PASSAGE |
——————
Tuesday 25 February 2014

Hey everyone! 


Well, well, well... It's certainly been a while. 

This is just a quick post to shamelessly plug my final year journalism project which saw me to travel to Russia to speak to people who had grown up in the care system and get their thoughts and feelings on life after an orphanage.


The project includes a 7 minute documentary (feel free to leave some feedback!), an interview with a Harvard professor and neuroscientist about the long term effects of institutionalization, a video diary, accompanying article and then a couple of infographics thrown in for good measure! 

It really was an unforgettable experience and I do hope you enjoy what I've created. 


Anna 

Sunday 20 November 2011

Is this normal?

It's Sunday.

Sunday's have never been great in my opinion.

Sunday's are the days that consist of 'Shit, I've forgot to do this... Or I haven't done any uni work... Or, bollocks... my washing's been left in the washer for 2 days' 

I know why I feel like this though.

I got a shitty mark on one of my assignments. The same time last year, I did an assignment, the exact same one albeit interviewing a different person and I got a worse mark this year than I did last time. 

Surely, I should be getting better at this writing malarky? 

Last year, I got 64. This year I got 60. Someone got 70 fucking 5. That's better than a FIRST?! How the EFF is that even possible?

I'm catastrophising. I know I am. I think my life is over. I've failed uni already. I'm shit at writing. I should go work in a butchers. 

I might transfer. Closer to home. But then again, I want to stick it out. I want to push myself so I end up as good as these others who are getting good grades. 

If I transfer, I feel like I'm giving up. Not taking the rough with the smooth and all that crap.

So now, I'm just sat in a blind panic, getting all anxious about fuck all really. 

I need someone to slap me. There's no-one here though. Damnit. 

I'm gonna see if I can do some work and see if I feel any better. Peace. 

Monday 14 November 2011

Am I ready for those flashing lights?

So it's been a while, but I thought I'd make an unscheduled appearance and ask for some advice.

My university is producing a new newspaper. We have been asked to take part and I decided I'm probably more suited to a feature story rather than a news story. So, we have been asked to gather ideas. The problem is, I am stuck. 

I don't want to do music, nor am I really very good at reviews.

I want a fresh idea that would be good. But it's hard to think of one when it's never been done.

I was flicking through Elle earlier and I came up with 2 idea's... Neither seem very good right now.

1 - A beauty column... Which unfortunately means I am going to burn an even deeper whole in my tobacco stained, crumpled receipt filled, 2 pence city that I call a pocket. 

2 - A piece on up and coming talent. No, not the fit boy in Nike Air Max's who gets on my bus, or the guy with the earring in Evisu Jeans and a tight grey cardigan who, again, I was drooling over on a bus journey or even the Polish looking, hair-in-better-condition-than-mine guy who has a penchant for odd socks....Sorry, I'm getting carried away. Annabellka, control yourself!
——————
WRITTEN INSTRUCTION A | In the blog excerpt, what mark did the writer get on the assignment last year?
WRITTEN INSTRUCTION B | Swap "newspaper" for "magazine" in the blog excerpt, starting at "Monday 14 November" and ending at "good right now.", and write out that part with the change made.
Answer from the blog excerpt alone.

Stored data entries:
——————
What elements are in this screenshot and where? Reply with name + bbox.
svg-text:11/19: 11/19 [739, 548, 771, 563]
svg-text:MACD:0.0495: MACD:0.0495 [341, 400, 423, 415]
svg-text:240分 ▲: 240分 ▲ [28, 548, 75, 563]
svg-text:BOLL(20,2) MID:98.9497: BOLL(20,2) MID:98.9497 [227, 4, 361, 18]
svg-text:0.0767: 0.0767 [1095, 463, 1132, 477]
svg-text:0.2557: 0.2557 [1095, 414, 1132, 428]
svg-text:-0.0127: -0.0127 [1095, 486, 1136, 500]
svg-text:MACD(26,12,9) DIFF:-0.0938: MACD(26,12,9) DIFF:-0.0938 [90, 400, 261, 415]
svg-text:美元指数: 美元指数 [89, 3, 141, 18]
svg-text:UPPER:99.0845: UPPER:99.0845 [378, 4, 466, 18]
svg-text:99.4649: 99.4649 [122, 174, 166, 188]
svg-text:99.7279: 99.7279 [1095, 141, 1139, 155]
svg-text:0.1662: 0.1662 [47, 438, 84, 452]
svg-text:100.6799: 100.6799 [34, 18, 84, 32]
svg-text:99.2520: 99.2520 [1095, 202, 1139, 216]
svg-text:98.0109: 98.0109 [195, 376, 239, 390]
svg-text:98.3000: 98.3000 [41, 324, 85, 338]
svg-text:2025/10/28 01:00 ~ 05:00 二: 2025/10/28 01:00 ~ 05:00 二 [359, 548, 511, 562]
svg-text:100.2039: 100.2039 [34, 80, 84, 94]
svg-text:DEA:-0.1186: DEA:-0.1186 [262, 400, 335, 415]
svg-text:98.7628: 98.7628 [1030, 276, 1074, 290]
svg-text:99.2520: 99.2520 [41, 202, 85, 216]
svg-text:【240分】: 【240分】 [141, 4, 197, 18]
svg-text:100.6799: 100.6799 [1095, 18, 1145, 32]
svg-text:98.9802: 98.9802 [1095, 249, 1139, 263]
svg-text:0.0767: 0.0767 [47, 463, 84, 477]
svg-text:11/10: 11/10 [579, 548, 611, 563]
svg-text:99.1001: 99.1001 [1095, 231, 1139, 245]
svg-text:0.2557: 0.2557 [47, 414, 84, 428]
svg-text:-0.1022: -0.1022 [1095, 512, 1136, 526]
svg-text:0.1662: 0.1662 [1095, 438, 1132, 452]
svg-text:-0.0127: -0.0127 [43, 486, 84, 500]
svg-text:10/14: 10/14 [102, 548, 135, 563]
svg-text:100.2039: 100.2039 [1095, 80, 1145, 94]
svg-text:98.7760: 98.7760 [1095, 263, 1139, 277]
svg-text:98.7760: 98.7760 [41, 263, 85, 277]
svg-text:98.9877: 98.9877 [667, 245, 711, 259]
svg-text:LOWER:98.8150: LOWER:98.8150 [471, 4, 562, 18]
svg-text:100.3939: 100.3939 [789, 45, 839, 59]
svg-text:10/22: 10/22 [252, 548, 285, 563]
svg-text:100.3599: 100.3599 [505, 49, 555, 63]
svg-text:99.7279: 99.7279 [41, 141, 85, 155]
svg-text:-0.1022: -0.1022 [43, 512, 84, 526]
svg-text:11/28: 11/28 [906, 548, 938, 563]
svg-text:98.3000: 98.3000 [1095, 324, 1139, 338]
——————
TASK ANSWER A | 64.

TASK ANSWER B |
Monday 14 November 2011

Am I ready for those flashing lights?

So it's been a while, but I thought I'd make an unscheduled appearance and ask for some advice.

My university is producing a new magazine. We have been asked to take part and I decided I'm probably more suited to a feature story rather than a news story. So, we have been asked to gather ideas. The problem is, I am stuck. 

I don't want to do music, nor am I really very good at reviews.

I want a fresh idea that would be good. But it's hard to think of one when it's never been done.

I was flicking through Elle earlier and I came up with 2 idea's... Neither seem very good right now.